***** RECORDS PROVIDED

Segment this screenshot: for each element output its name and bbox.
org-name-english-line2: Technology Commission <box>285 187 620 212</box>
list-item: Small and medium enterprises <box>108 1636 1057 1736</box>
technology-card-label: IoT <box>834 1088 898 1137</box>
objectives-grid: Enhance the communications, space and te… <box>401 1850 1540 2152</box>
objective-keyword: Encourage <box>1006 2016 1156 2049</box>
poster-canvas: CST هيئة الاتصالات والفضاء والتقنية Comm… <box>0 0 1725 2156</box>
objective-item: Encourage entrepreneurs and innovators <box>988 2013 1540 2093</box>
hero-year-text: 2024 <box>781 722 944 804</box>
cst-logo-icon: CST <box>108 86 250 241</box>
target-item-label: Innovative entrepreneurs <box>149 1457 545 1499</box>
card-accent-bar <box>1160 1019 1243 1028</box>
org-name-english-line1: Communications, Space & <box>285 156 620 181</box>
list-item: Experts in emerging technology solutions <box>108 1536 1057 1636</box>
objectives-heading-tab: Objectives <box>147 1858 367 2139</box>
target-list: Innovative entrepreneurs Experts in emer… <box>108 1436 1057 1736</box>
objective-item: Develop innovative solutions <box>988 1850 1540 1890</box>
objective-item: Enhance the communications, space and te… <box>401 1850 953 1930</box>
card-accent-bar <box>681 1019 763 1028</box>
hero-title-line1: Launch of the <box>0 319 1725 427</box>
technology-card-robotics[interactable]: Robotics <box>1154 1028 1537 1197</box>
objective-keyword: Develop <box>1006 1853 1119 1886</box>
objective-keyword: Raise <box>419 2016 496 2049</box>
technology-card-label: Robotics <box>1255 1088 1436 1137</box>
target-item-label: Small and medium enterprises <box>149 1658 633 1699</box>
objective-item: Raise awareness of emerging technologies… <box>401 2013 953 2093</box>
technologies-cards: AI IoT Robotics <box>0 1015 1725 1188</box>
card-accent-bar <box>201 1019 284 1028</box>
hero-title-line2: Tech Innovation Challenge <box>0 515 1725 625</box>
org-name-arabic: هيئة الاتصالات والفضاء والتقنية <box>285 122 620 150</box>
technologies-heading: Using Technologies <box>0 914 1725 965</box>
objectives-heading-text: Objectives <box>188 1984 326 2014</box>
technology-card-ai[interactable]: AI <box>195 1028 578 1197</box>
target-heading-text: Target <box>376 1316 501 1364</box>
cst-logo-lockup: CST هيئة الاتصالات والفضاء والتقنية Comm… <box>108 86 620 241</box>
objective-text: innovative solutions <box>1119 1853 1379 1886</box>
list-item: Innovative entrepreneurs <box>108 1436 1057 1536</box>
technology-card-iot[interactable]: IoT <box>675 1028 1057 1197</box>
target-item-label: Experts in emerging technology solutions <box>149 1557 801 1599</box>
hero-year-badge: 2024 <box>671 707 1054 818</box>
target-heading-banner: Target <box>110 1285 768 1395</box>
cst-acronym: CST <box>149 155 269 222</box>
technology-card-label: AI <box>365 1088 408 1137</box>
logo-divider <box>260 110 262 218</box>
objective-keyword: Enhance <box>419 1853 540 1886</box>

**********

#### EXERCISE:
Determine how many lines in the entries above contain the string "logo", treating uppercase and lowercase as distinct, and reply with the number alone.

#### THE RESPONSE:
3